▸ SET TASK:
Reproduce the records verbatim from their first line through the line containing "scatter-point — [111, 476, 119, 484]", including both of those lines.

## START

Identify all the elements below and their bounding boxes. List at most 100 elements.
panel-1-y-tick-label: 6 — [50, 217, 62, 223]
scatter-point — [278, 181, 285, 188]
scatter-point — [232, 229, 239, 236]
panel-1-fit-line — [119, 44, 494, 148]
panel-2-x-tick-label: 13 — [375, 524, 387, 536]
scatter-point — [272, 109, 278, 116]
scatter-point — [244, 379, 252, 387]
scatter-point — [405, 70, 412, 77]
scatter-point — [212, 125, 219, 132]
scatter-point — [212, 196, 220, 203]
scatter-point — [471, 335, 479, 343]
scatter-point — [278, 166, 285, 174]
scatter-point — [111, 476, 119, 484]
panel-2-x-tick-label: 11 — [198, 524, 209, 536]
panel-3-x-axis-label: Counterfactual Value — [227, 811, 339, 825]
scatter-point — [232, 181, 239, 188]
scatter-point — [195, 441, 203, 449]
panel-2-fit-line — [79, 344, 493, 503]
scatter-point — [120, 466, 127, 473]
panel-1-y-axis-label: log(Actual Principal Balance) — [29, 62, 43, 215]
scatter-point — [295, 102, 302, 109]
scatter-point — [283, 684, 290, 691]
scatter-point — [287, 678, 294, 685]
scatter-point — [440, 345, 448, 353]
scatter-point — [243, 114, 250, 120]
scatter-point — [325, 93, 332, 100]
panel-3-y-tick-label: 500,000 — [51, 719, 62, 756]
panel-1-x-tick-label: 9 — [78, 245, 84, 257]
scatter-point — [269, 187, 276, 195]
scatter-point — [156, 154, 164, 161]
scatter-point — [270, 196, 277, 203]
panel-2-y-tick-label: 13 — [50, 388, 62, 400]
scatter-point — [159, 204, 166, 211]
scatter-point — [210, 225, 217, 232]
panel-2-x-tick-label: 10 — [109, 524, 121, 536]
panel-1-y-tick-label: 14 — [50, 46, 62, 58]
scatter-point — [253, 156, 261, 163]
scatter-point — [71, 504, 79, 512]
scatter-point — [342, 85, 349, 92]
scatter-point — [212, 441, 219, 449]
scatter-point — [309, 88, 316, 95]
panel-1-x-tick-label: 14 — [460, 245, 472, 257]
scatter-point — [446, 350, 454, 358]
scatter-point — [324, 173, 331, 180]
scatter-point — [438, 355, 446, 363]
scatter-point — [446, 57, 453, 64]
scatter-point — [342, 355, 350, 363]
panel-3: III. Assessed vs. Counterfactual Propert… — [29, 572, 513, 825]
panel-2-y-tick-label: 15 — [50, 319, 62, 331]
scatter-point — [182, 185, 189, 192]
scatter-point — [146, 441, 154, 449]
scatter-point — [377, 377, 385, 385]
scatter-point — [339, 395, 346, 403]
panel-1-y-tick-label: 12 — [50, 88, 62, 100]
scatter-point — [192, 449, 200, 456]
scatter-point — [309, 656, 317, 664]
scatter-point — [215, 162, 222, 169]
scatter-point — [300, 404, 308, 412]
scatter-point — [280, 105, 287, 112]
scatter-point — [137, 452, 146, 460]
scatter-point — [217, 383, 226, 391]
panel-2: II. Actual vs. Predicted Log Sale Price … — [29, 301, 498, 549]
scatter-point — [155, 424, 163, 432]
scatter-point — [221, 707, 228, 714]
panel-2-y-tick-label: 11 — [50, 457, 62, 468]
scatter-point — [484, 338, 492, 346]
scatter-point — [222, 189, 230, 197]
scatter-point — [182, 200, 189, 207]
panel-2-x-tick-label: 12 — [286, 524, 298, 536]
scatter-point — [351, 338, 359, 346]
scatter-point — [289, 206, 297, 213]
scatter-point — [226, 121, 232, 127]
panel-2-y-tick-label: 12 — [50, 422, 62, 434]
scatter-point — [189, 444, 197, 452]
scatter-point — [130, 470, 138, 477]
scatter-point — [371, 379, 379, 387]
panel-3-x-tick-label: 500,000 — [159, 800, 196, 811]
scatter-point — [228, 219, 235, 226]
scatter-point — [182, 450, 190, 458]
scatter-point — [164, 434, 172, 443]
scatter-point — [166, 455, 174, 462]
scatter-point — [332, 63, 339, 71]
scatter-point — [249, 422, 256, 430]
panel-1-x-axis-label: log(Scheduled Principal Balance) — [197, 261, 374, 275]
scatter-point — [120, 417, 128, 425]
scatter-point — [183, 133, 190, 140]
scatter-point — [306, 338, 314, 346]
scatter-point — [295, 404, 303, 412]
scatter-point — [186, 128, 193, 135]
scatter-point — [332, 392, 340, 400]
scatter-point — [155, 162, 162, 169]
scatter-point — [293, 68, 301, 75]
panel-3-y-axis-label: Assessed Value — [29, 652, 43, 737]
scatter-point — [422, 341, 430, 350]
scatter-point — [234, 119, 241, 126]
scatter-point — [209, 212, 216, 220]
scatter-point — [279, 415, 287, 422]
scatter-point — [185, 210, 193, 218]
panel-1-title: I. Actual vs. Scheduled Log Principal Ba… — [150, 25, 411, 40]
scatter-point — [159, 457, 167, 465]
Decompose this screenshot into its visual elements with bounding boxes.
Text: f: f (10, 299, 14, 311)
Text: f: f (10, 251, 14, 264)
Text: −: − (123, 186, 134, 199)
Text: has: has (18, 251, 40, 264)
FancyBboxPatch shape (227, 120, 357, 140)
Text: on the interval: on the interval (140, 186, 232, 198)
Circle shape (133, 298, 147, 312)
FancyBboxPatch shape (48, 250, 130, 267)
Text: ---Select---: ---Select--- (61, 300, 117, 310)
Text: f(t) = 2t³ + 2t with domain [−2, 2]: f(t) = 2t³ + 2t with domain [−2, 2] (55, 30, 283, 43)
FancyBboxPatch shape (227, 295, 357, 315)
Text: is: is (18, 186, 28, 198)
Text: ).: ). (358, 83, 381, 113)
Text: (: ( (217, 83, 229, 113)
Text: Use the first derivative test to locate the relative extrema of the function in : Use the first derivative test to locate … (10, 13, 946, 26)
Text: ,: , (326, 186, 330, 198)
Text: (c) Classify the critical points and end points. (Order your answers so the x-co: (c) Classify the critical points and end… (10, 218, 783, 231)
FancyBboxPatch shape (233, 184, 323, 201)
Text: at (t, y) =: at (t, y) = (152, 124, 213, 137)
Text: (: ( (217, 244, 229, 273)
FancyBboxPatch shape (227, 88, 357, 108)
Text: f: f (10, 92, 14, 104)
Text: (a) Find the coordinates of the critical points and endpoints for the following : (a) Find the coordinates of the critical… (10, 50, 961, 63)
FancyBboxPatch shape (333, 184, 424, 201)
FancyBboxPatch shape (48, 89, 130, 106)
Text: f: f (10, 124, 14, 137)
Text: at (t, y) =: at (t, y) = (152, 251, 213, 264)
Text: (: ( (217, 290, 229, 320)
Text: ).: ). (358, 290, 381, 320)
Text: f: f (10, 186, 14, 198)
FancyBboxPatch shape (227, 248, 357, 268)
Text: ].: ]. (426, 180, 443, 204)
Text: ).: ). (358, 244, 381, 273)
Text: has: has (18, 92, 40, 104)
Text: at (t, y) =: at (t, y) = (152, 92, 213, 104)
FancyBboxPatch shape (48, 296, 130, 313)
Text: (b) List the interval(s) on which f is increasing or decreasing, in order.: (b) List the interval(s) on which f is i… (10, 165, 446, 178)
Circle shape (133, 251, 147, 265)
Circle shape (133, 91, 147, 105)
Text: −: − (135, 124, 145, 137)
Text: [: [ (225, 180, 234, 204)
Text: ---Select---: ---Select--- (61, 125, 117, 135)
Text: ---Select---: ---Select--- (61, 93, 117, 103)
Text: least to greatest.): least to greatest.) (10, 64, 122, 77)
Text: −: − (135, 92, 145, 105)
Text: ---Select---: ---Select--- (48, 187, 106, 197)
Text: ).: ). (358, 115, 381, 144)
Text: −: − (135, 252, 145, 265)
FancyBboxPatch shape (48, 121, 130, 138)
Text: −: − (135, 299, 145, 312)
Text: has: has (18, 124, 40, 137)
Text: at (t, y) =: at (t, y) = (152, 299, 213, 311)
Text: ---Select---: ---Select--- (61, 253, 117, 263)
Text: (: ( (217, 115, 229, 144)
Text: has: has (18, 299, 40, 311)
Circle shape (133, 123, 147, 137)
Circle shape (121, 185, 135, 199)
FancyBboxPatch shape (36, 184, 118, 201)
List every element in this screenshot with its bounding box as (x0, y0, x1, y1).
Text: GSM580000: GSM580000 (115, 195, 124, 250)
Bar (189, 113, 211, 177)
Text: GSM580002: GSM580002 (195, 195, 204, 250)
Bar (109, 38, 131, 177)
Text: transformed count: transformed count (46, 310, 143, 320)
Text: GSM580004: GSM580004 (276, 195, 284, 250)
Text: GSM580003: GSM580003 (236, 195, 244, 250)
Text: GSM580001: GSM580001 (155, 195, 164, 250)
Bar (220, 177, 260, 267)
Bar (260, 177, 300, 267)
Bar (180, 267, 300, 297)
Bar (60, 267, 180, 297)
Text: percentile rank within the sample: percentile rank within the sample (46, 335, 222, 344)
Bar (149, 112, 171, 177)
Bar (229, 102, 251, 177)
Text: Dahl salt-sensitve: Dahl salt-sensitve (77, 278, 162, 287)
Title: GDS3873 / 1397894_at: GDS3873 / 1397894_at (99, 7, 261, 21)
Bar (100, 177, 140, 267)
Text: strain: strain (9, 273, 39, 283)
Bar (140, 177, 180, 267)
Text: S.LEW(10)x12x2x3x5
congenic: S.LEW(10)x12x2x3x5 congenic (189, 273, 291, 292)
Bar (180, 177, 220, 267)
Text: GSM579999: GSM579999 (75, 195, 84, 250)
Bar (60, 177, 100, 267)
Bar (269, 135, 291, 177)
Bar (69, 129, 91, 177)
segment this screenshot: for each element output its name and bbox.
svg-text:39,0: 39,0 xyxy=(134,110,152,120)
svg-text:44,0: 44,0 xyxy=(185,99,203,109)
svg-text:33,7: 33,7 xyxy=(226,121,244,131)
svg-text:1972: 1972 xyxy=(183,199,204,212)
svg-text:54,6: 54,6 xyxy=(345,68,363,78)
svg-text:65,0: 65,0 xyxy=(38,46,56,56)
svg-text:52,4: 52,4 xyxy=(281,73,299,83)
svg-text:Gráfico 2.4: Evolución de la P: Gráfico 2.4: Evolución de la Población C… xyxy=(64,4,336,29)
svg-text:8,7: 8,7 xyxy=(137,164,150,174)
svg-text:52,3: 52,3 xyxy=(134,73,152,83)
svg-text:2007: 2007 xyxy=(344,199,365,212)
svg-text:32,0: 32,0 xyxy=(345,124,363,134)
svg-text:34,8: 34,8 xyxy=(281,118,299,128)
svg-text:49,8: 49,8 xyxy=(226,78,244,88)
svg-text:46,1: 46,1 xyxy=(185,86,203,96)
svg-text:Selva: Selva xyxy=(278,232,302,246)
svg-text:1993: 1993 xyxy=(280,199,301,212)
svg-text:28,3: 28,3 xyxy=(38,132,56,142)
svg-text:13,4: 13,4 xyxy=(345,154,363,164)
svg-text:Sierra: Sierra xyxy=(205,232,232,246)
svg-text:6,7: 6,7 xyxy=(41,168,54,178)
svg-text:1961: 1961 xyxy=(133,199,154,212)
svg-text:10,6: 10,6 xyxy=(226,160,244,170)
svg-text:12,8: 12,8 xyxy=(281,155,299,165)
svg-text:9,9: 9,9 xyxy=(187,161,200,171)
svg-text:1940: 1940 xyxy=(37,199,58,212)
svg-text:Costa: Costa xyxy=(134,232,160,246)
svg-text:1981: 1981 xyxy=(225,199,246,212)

## END

▸ WRITTEN RESPONSE:
Identify all the elements below and their bounding boxes. List at most 100 elements.
panel-1-y-tick-label: 6 — [50, 217, 62, 223]
scatter-point — [278, 181, 285, 188]
scatter-point — [232, 229, 239, 236]
panel-1-fit-line — [119, 44, 494, 148]
panel-2-x-tick-label: 13 — [375, 524, 387, 536]
scatter-point — [272, 109, 278, 116]
scatter-point — [244, 379, 252, 387]
scatter-point — [405, 70, 412, 77]
scatter-point — [212, 125, 219, 132]
scatter-point — [212, 196, 220, 203]
scatter-point — [471, 335, 479, 343]
scatter-point — [278, 166, 285, 174]
scatter-point — [111, 476, 119, 484]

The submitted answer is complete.